Document page data
★ ★ ★ ★ ★

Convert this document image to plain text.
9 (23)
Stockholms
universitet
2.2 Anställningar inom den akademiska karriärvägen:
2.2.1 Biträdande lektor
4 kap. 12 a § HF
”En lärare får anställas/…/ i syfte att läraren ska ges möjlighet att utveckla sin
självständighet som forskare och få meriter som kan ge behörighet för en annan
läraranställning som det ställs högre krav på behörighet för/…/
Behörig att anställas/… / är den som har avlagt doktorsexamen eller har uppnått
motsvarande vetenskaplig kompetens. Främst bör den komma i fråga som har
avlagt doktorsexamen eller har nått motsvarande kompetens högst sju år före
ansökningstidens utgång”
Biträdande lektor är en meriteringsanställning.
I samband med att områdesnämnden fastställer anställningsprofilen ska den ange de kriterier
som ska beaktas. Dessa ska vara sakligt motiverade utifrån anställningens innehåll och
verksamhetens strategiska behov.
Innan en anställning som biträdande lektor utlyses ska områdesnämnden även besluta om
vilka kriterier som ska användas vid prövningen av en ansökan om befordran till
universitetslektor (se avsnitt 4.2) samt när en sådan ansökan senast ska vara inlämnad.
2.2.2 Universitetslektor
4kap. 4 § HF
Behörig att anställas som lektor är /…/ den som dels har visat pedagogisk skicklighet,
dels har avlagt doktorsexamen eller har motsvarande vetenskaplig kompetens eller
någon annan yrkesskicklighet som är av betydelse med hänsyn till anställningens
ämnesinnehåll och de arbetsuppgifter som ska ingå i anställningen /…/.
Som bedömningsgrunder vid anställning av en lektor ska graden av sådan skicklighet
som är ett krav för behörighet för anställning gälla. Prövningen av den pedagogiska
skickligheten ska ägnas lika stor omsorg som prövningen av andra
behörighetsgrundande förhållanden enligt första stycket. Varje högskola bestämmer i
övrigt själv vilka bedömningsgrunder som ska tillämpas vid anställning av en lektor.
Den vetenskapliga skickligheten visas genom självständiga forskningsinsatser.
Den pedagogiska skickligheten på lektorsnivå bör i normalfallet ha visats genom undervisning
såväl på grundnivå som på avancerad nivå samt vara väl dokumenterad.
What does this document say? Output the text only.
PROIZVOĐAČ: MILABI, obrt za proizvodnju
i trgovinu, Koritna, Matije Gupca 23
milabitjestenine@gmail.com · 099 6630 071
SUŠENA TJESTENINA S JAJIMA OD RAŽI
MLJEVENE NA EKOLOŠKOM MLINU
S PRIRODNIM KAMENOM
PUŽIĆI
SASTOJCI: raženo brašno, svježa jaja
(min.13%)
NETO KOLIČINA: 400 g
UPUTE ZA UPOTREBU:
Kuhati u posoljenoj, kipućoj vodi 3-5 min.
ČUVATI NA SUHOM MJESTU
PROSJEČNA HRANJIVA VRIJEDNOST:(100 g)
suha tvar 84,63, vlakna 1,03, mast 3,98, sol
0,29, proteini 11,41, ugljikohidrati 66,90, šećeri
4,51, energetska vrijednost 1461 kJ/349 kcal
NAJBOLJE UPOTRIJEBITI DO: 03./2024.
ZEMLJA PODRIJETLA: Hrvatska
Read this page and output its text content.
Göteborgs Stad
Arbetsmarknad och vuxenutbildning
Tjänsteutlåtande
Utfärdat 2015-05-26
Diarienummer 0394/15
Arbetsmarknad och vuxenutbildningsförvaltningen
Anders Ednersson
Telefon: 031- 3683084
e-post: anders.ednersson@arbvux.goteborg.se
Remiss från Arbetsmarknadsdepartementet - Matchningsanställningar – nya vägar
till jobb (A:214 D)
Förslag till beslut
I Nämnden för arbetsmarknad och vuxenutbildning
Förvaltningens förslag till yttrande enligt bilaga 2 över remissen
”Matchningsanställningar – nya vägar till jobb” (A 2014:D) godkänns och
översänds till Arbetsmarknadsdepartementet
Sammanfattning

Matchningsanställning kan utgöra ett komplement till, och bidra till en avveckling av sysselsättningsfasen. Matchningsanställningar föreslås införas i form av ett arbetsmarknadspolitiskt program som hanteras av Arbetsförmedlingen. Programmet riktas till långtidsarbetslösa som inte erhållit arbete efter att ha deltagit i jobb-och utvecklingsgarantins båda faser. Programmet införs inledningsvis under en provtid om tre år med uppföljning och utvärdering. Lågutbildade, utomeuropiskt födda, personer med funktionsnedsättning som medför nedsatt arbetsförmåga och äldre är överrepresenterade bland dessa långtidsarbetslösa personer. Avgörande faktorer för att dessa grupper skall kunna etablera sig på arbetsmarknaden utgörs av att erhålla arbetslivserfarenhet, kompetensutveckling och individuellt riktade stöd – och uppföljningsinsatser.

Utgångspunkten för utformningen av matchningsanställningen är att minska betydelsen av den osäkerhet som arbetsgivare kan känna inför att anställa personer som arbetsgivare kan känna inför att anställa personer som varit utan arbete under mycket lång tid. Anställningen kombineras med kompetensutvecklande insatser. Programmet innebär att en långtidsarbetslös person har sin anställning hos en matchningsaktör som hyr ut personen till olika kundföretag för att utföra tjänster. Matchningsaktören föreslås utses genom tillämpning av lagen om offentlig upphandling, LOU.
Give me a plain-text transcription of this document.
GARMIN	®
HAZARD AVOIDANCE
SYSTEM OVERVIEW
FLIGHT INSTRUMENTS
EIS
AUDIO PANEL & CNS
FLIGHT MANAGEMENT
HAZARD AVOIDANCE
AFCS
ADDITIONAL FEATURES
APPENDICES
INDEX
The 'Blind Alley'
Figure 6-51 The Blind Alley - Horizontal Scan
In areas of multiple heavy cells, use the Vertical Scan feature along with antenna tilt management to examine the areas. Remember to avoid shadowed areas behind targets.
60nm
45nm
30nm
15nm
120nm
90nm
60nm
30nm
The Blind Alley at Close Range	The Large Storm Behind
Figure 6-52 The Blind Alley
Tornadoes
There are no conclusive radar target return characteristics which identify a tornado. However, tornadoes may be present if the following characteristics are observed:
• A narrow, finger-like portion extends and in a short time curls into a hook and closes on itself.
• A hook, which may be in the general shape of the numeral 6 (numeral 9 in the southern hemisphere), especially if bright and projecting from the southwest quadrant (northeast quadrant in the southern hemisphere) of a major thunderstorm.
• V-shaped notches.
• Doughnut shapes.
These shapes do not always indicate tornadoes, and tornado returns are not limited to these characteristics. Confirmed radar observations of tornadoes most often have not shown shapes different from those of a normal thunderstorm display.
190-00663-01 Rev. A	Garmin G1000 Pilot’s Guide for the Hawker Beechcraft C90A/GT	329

★ ★ ★ ★ ★

- [WHAT NEEDS TO BE DONE]: Reproduce the entries above in full, so that each one reads exactly as before.

- [EXERCISE SOLUTION]:
Convert this document image to plain text.
9 (23)
Stockholms
universitet
2.2 Anställningar inom den akademiska karriärvägen:
2.2.1 Biträdande lektor
4 kap. 12 a § HF
”En lärare får anställas/…/ i syfte att läraren ska ges möjlighet att utveckla sin
självständighet som forskare och få meriter som kan ge behörighet för en annan
läraranställning som det ställs högre krav på behörighet för/…/
Behörig att anställas/… / är den som har avlagt doktorsexamen eller har uppnått
motsvarande vetenskaplig kompetens. Främst bör den komma i fråga som har
avlagt doktorsexamen eller har nått motsvarande kompetens högst sju år före
ansökningstidens utgång”
Biträdande lektor är en meriteringsanställning.
I samband med att områdesnämnden fastställer anställningsprofilen ska den ange de kriterier
som ska beaktas. Dessa ska vara sakligt motiverade utifrån anställningens innehåll och
verksamhetens strategiska behov.
Innan en anställning som biträdande lektor utlyses ska områdesnämnden även besluta om
vilka kriterier som ska användas vid prövningen av en ansökan om befordran till
universitetslektor (se avsnitt 4.2) samt när en sådan ansökan senast ska vara inlämnad.
2.2.2 Universitetslektor
4kap. 4 § HF
Behörig att anställas som lektor är /…/ den som dels har visat pedagogisk skicklighet,
dels har avlagt doktorsexamen eller har motsvarande vetenskaplig kompetens eller
någon annan yrkesskicklighet som är av betydelse med hänsyn till anställningens
ämnesinnehåll och de arbetsuppgifter som ska ingå i anställningen /…/.
Som bedömningsgrunder vid anställning av en lektor ska graden av sådan skicklighet
som är ett krav för behörighet för anställning gälla. Prövningen av den pedagogiska
skickligheten ska ägnas lika stor omsorg som prövningen av andra
behörighetsgrundande förhållanden enligt första stycket. Varje högskola bestämmer i
övrigt själv vilka bedömningsgrunder som ska tillämpas vid anställning av en lektor.
Den vetenskapliga skickligheten visas genom självständiga forskningsinsatser.
Den pedagogiska skickligheten på lektorsnivå bör i normalfallet ha visats genom undervisning
såväl på grundnivå som på avancerad nivå samt vara väl dokumenterad.
What does this document say? Output the text only.
PROIZVOĐAČ: MILABI, obrt za proizvodnju
i trgovinu, Koritna, Matije Gupca 23
milabitjestenine@gmail.com · 099 6630 071
SUŠENA TJESTENINA S JAJIMA OD RAŽI
MLJEVENE NA EKOLOŠKOM MLINU
S PRIRODNIM KAMENOM
PUŽIĆI
SASTOJCI: raženo brašno, svježa jaja
(min.13%)
NETO KOLIČINA: 400 g
UPUTE ZA UPOTREBU:
Kuhati u posoljenoj, kipućoj vodi 3-5 min.
ČUVATI NA SUHOM MJESTU
PROSJEČNA HRANJIVA VRIJEDNOST:(100 g)
suha tvar 84,63, vlakna 1,03, mast 3,98, sol
0,29, proteini 11,41, ugljikohidrati 66,90, šećeri
4,51, energetska vrijednost 1461 kJ/349 kcal
NAJBOLJE UPOTRIJEBITI DO: 03./2024.
ZEMLJA PODRIJETLA: Hrvatska
Read this page and output its text content.
Göteborgs Stad
Arbetsmarknad och vuxenutbildning
Tjänsteutlåtande
Utfärdat 2015-05-26
Diarienummer 0394/15
Arbetsmarknad och vuxenutbildningsförvaltningen
Anders Ednersson
Telefon: 031- 3683084
e-post: anders.ednersson@arbvux.goteborg.se
Remiss från Arbetsmarknadsdepartementet - Matchningsanställningar – nya vägar
till jobb (A:214 D)
Förslag till beslut
I Nämnden för arbetsmarknad och vuxenutbildning
Förvaltningens förslag till yttrande enligt bilaga 2 över remissen
”Matchningsanställningar – nya vägar till jobb” (A 2014:D) godkänns och
översänds till Arbetsmarknadsdepartementet
Sammanfattning

Matchningsanställning kan utgöra ett komplement till, och bidra till en avveckling av sysselsättningsfasen. Matchningsanställningar föreslås införas i form av ett arbetsmarknadspolitiskt program som hanteras av Arbetsförmedlingen. Programmet riktas till långtidsarbetslösa som inte erhållit arbete efter att ha deltagit i jobb-och utvecklingsgarantins båda faser. Programmet införs inledningsvis under en provtid om tre år med uppföljning och utvärdering. Lågutbildade, utomeuropiskt födda, personer med funktionsnedsättning som medför nedsatt arbetsförmåga och äldre är överrepresenterade bland dessa långtidsarbetslösa personer. Avgörande faktorer för att dessa grupper skall kunna etablera sig på arbetsmarknaden utgörs av att erhålla arbetslivserfarenhet, kompetensutveckling och individuellt riktade stöd – och uppföljningsinsatser.

Utgångspunkten för utformningen av matchningsanställningen är att minska betydelsen av den osäkerhet som arbetsgivare kan känna inför att anställa personer som arbetsgivare kan känna inför att anställa personer som varit utan arbete under mycket lång tid. Anställningen kombineras med kompetensutvecklande insatser. Programmet innebär att en långtidsarbetslös person har sin anställning hos en matchningsaktör som hyr ut personen till olika kundföretag för att utföra tjänster. Matchningsaktören föreslås utses genom tillämpning av lagen om offentlig upphandling, LOU.
Give me a plain-text transcription of this document.
GARMIN	®
HAZARD AVOIDANCE
SYSTEM OVERVIEW
FLIGHT INSTRUMENTS
EIS
AUDIO PANEL & CNS
FLIGHT MANAGEMENT
HAZARD AVOIDANCE
AFCS
ADDITIONAL FEATURES
APPENDICES
INDEX
The 'Blind Alley'
Figure 6-51 The Blind Alley - Horizontal Scan
In areas of multiple heavy cells, use the Vertical Scan feature along with antenna tilt management to examine the areas. Remember to avoid shadowed areas behind targets.
60nm
45nm
30nm
15nm
120nm
90nm
60nm
30nm
The Blind Alley at Close Range	The Large Storm Behind
Figure 6-52 The Blind Alley
Tornadoes
There are no conclusive radar target return characteristics which identify a tornado. However, tornadoes may be present if the following characteristics are observed:
• A narrow, finger-like portion extends and in a short time curls into a hook and closes on itself.
• A hook, which may be in the general shape of the numeral 6 (numeral 9 in the southern hemisphere), especially if bright and projecting from the southwest quadrant (northeast quadrant in the southern hemisphere) of a major thunderstorm.
• V-shaped notches.
• Doughnut shapes.
These shapes do not always indicate tornadoes, and tornado returns are not limited to these characteristics. Confirmed radar observations of tornadoes most often have not shown shapes different from those of a normal thunderstorm display.
190-00663-01 Rev. A	Garmin G1000 Pilot’s Guide for the Hawker Beechcraft C90A/GT	329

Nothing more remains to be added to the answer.